* [Job] Select the lines of the records containing the word "CONTRIBUTION" and list them.

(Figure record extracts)
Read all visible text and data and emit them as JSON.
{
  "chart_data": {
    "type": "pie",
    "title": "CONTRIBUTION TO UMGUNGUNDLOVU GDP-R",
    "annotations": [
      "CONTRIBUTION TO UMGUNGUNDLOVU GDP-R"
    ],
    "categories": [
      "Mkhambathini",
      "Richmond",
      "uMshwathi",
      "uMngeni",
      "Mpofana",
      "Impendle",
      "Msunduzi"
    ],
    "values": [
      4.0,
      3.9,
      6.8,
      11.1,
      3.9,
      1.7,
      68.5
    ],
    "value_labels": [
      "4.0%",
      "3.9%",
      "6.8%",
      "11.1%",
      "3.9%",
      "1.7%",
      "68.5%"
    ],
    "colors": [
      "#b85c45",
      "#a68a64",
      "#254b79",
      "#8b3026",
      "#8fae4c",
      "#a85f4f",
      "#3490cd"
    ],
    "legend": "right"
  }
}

* [Finished answer]
    "title": "CONTRIBUTION TO UMGUNGUNDLOVU GDP-R",
      "CONTRIBUTION TO UMGUNGUNDLOVU GDP-R"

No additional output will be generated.